What is the number of lines in the data that hold the string "None"? Reply with that number only.

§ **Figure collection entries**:
· · · · · · ·
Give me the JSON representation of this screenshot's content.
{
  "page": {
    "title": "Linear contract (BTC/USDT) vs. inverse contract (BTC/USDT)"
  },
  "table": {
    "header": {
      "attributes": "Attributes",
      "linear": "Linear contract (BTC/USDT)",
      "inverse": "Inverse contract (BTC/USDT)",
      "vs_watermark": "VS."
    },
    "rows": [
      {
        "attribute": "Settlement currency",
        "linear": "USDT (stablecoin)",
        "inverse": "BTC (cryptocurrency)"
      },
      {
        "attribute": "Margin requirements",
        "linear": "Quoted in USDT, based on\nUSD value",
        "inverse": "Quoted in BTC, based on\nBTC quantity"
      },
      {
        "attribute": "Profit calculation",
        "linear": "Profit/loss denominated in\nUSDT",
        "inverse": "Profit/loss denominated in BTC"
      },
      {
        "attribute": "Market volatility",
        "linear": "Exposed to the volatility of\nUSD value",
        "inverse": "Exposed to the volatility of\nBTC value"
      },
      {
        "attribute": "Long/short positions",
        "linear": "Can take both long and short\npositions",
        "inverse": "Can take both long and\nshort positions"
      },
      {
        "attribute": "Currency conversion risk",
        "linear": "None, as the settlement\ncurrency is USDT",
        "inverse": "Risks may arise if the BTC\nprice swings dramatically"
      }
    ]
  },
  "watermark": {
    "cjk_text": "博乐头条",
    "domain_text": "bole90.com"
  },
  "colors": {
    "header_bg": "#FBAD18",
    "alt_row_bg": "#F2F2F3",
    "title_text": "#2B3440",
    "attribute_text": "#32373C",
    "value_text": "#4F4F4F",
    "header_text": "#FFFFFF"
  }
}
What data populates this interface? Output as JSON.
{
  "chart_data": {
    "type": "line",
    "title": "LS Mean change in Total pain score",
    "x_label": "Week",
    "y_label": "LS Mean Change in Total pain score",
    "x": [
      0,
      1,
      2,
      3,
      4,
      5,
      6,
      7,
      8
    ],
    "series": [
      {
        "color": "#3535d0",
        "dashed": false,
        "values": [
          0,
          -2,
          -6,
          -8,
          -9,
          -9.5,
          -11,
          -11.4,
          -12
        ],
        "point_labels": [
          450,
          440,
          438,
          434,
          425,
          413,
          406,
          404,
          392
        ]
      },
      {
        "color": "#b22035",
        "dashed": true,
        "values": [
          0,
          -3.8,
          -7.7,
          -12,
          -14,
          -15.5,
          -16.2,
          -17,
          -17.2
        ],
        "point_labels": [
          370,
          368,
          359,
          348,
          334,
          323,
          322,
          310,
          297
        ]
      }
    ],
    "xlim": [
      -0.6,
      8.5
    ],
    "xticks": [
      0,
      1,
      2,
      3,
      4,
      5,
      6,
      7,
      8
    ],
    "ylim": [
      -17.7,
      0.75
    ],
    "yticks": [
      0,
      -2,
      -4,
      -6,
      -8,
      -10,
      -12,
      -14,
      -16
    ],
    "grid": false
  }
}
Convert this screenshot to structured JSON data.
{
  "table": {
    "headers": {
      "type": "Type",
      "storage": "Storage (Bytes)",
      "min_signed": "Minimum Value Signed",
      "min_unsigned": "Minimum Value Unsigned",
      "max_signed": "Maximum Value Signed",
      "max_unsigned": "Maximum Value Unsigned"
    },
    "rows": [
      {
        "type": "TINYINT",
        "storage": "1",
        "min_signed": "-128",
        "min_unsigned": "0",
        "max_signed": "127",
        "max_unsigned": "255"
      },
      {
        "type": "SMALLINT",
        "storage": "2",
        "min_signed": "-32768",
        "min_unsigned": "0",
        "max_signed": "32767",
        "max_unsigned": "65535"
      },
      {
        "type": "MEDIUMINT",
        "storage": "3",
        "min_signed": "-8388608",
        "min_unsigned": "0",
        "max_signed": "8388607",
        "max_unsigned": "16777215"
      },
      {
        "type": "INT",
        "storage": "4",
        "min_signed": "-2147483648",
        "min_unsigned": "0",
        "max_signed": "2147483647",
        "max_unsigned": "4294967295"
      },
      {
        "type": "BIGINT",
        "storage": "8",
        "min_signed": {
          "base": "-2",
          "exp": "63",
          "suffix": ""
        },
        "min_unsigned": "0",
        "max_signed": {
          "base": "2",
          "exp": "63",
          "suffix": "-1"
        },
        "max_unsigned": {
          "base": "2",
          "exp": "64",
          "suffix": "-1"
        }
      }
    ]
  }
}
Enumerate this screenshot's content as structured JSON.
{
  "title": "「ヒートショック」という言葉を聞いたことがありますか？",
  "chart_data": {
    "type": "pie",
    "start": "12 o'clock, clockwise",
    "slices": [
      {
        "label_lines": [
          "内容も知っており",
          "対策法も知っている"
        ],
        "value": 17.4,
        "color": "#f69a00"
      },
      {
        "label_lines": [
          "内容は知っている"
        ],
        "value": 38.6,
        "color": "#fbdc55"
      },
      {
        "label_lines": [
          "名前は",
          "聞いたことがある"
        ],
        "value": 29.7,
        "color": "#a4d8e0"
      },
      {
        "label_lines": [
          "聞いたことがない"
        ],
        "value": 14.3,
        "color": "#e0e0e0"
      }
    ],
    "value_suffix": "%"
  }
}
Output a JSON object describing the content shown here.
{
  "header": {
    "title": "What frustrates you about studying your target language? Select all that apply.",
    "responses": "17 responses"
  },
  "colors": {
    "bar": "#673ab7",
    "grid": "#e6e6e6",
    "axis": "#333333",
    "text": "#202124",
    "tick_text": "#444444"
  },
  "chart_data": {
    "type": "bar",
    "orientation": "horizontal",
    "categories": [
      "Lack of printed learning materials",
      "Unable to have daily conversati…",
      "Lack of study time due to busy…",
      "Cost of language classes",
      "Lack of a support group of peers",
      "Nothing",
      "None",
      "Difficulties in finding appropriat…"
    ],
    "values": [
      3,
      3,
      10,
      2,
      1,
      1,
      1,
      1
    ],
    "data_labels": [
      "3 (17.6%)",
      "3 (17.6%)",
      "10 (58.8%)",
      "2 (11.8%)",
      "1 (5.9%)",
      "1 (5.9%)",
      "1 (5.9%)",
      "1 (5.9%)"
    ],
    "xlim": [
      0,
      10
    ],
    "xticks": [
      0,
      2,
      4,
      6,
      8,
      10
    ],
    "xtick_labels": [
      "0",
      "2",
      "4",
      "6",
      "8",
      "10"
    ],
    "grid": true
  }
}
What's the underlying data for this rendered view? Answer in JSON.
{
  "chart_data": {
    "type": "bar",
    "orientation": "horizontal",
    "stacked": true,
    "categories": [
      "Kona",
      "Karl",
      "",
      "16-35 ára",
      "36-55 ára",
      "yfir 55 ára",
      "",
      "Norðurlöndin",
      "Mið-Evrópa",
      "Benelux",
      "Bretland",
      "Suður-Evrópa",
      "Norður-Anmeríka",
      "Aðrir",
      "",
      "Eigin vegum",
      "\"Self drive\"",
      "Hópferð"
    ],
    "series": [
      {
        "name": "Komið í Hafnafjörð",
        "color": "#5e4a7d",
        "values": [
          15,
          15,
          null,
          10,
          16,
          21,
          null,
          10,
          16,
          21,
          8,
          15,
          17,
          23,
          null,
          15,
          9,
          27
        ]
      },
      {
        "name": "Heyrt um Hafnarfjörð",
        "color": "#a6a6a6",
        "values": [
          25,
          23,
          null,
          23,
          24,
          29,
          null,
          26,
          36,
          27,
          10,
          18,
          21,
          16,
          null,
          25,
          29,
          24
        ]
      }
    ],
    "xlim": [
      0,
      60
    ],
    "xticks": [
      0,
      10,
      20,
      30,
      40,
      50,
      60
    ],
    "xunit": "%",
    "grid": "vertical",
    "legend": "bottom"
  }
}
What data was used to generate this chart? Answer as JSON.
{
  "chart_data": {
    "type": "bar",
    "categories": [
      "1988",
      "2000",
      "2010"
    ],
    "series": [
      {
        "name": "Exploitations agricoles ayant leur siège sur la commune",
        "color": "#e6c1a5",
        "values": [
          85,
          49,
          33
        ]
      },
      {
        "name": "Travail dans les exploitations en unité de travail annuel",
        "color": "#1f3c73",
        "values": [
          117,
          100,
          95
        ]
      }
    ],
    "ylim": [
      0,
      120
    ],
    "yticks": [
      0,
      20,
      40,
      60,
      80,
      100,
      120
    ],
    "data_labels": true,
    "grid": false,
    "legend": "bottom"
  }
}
· · · · · · ·
§ **Expected answer**: 2